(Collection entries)
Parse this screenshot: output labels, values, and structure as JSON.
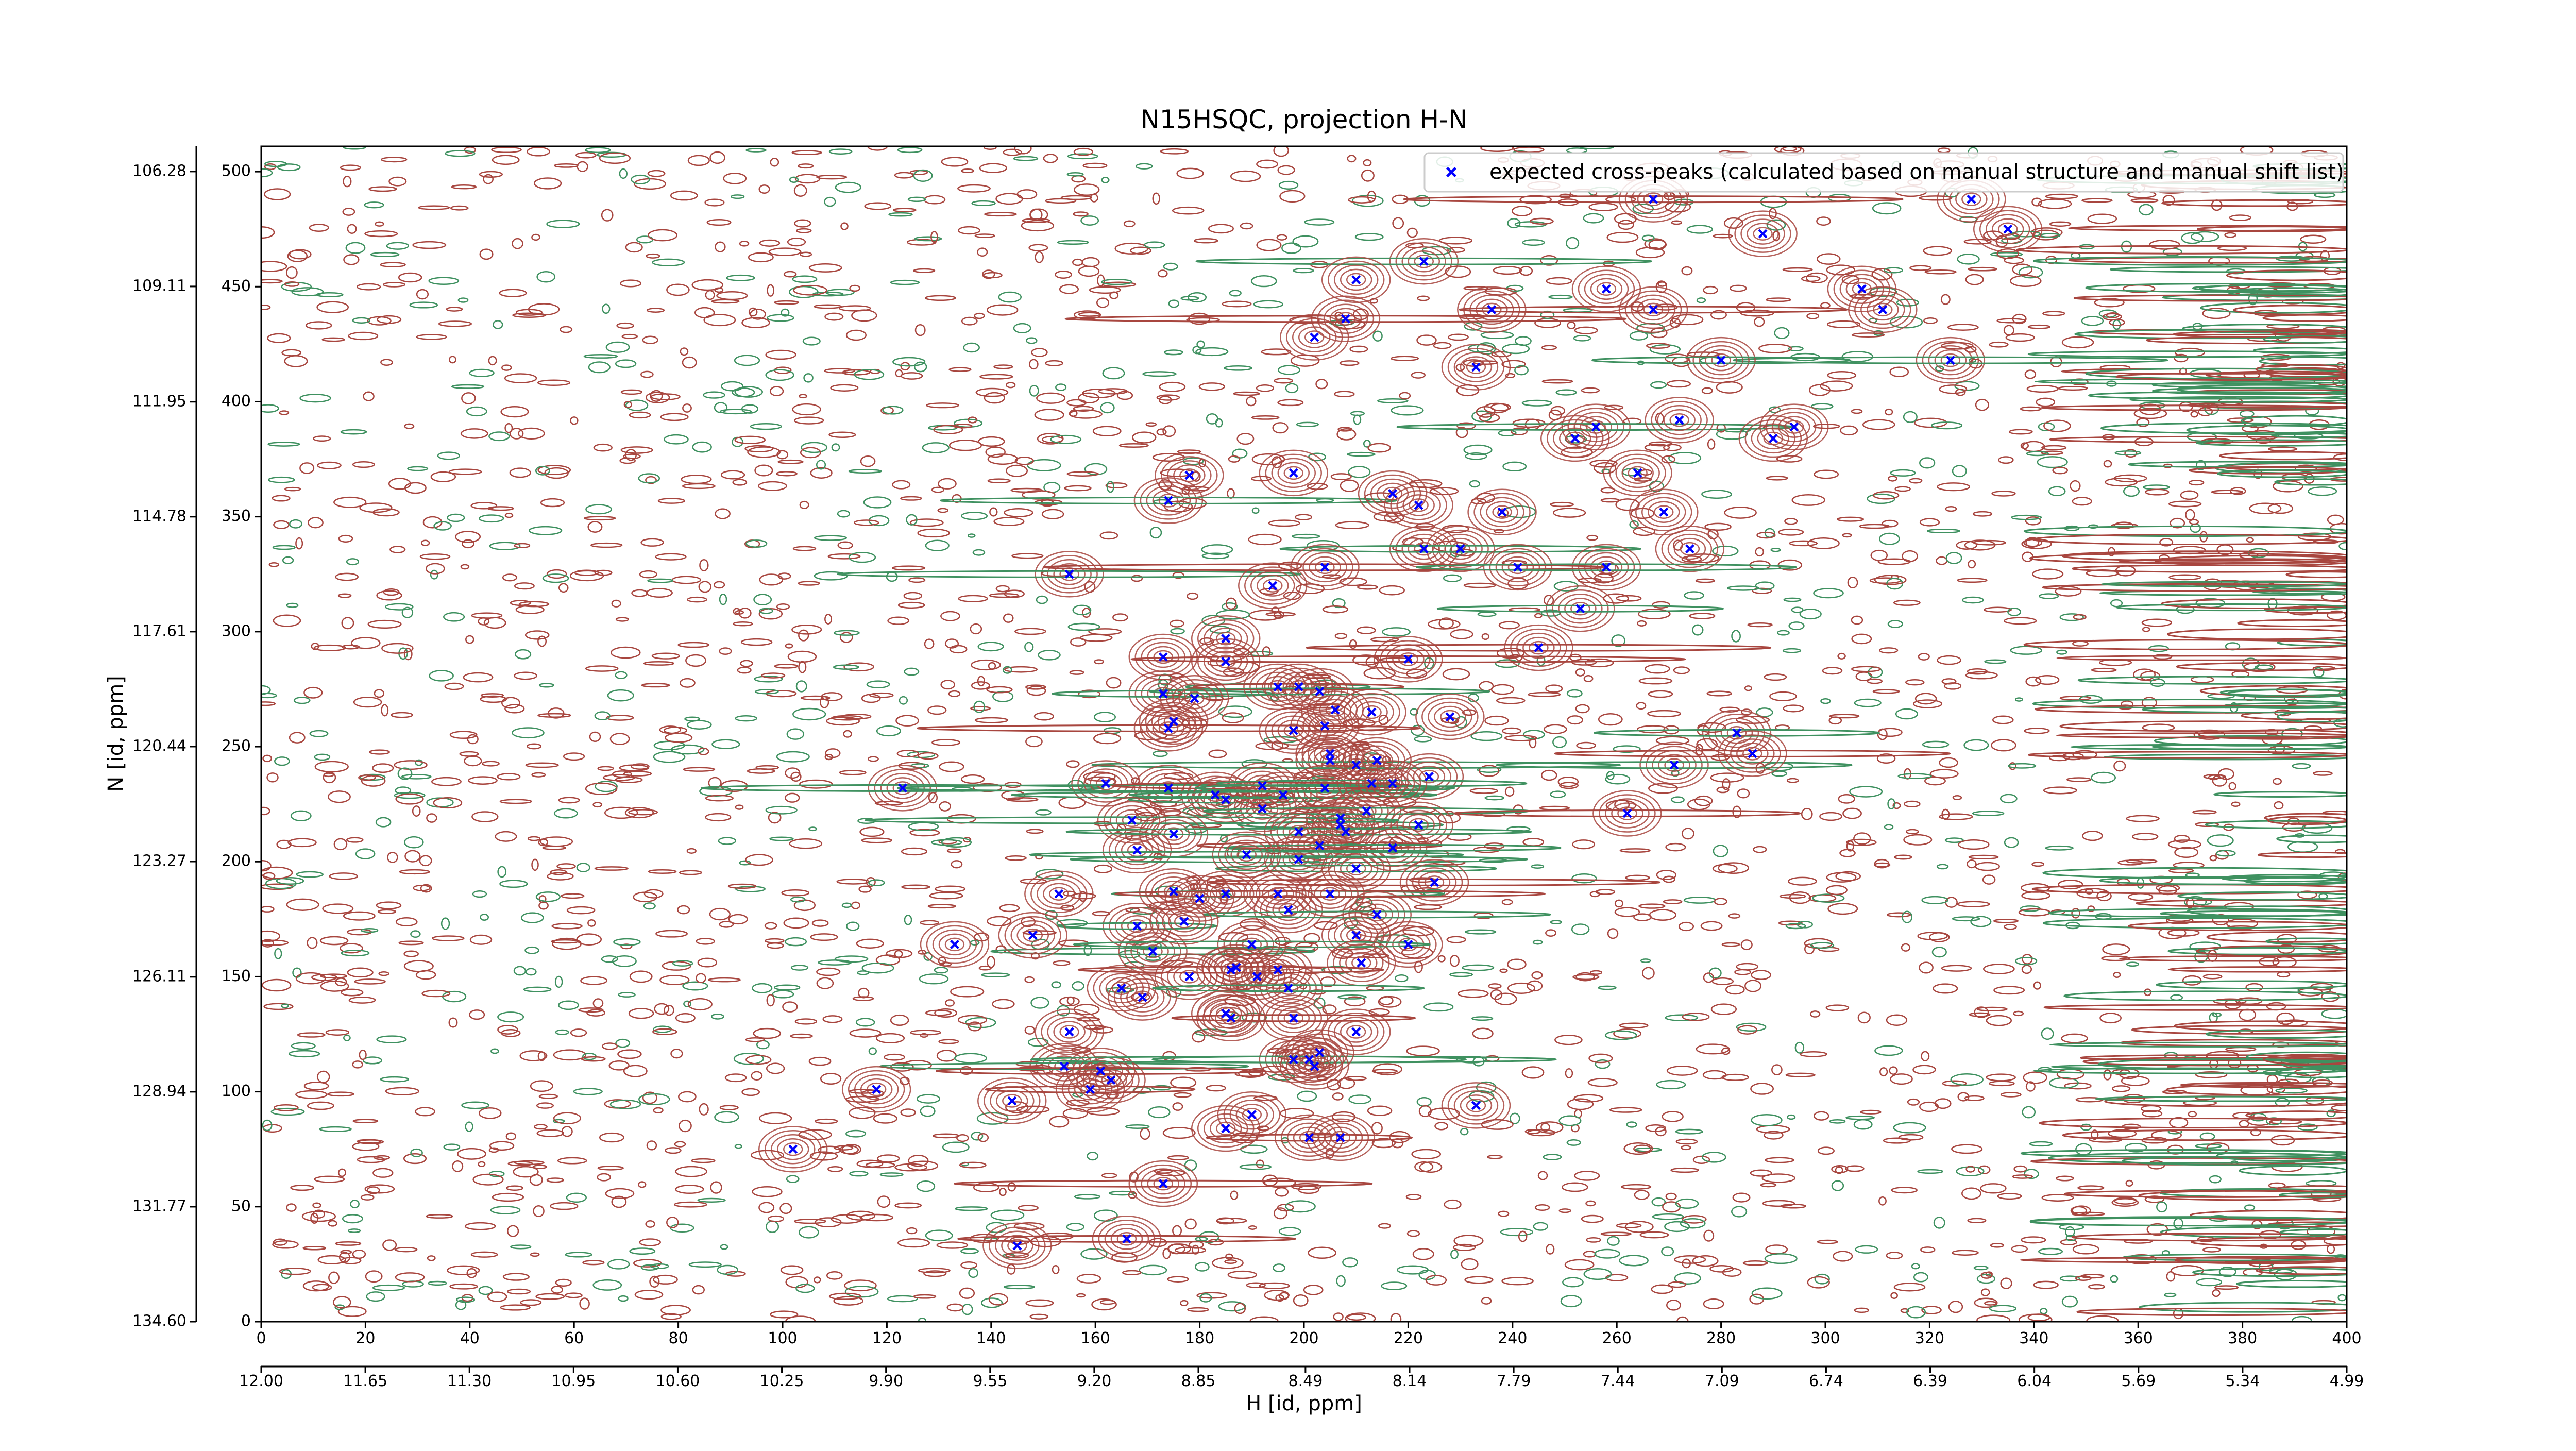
{
  "chart_data": {
    "type": "scatter",
    "title": "N15HSQC, projection H-N",
    "x_label": "H [id, ppm]",
    "y_label": "N [id, ppm]",
    "xlim": [
      0,
      400
    ],
    "xticks": [
      0,
      20,
      40,
      60,
      80,
      100,
      120,
      140,
      160,
      180,
      200,
      220,
      240,
      260,
      280,
      300,
      320,
      340,
      360,
      380,
      400
    ],
    "ylim": [
      0,
      511
    ],
    "yticks": [
      0,
      50,
      100,
      150,
      200,
      250,
      300,
      350,
      400,
      450,
      500
    ],
    "x2lim": [
      12,
      4.99
    ],
    "x2ticks": [
      {
        "value": 12,
        "label": "12.00"
      },
      11.65,
      {
        "value": 11.3,
        "label": "11.30"
      },
      10.95,
      {
        "value": 10.6,
        "label": "10.60"
      },
      10.25,
      {
        "value": 9.9,
        "label": "9.90"
      },
      9.55,
      {
        "value": 9.2,
        "label": "9.20"
      },
      8.85,
      8.49,
      8.14,
      7.79,
      7.44,
      7.09,
      6.74,
      6.39,
      6.04,
      5.69,
      5.34,
      4.99
    ],
    "y2lim": [
      134.6,
      105.66
    ],
    "y2ticks": [
      {
        "value": 134.6,
        "label": "134.60"
      },
      131.77,
      128.94,
      126.11,
      123.27,
      120.44,
      117.61,
      114.78,
      111.95,
      109.11,
      106.28
    ],
    "legend": "upper right",
    "series": [
      {
        "name": "expected cross-peaks (calculated based on manual structure and manual shift list)",
        "color": "#0000ff",
        "x": [
          267,
          288,
          328,
          335,
          223,
          210,
          236,
          258,
          267,
          208,
          202,
          233,
          307,
          311,
          324,
          280,
          256,
          252,
          272,
          290,
          294,
          178,
          198,
          174,
          217,
          222,
          238,
          264,
          269,
          274,
          223,
          230,
          204,
          241,
          258,
          155,
          194,
          253,
          185,
          185,
          220,
          245,
          173,
          173,
          195,
          199,
          203,
          175,
          174,
          198,
          204,
          206,
          213,
          205,
          205,
          210,
          214,
          224,
          271,
          283,
          286,
          228,
          123,
          162,
          174,
          183,
          185,
          192,
          192,
          196,
          204,
          207,
          207,
          208,
          212,
          213,
          217,
          222,
          262,
          167,
          168,
          175,
          199,
          203,
          199,
          210,
          217,
          225,
          153,
          175,
          180,
          185,
          189,
          195,
          197,
          205,
          214,
          168,
          177,
          171,
          148,
          133,
          220,
          210,
          190,
          178,
          186,
          187,
          191,
          195,
          165,
          169,
          211,
          197,
          198,
          185,
          186,
          155,
          210,
          154,
          161,
          163,
          159,
          198,
          201,
          203,
          202,
          144,
          118,
          190,
          233,
          185,
          201,
          207,
          102,
          173,
          166,
          145,
          179
        ],
        "y": [
          488,
          473,
          488,
          475,
          461,
          453,
          440,
          449,
          440,
          436,
          428,
          415,
          449,
          440,
          418,
          418,
          389,
          384,
          392,
          384,
          389,
          368,
          369,
          357,
          360,
          355,
          352,
          369,
          352,
          336,
          336,
          336,
          328,
          328,
          328,
          325,
          320,
          310,
          297,
          287,
          288,
          293,
          289,
          273,
          276,
          276,
          274,
          261,
          258,
          257,
          259,
          266,
          265,
          247,
          244,
          242,
          244,
          237,
          242,
          256,
          247,
          263,
          232,
          234,
          232,
          229,
          227,
          223,
          233,
          229,
          232,
          216,
          219,
          213,
          222,
          234,
          234,
          216,
          221,
          218,
          205,
          212,
          213,
          207,
          201,
          197,
          206,
          191,
          186,
          187,
          184,
          186,
          203,
          186,
          179,
          186,
          177,
          172,
          174,
          161,
          168,
          164,
          164,
          168,
          164,
          150,
          153,
          154,
          150,
          153,
          145,
          141,
          156,
          145,
          132,
          134,
          132,
          126,
          126,
          111,
          109,
          105,
          101,
          114,
          114,
          117,
          111,
          96,
          101,
          90,
          94,
          84,
          80,
          80,
          75,
          60,
          36,
          33,
          271
        ]
      }
    ]
  }
}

Goal: Identify every line above with the string "structure" in it. Copy those lines.

Response:
Parse this screenshot: output labels, values, and structure as JSON.
        "name": "expected cross-peaks (calculated based on manual structure and manual shift list)",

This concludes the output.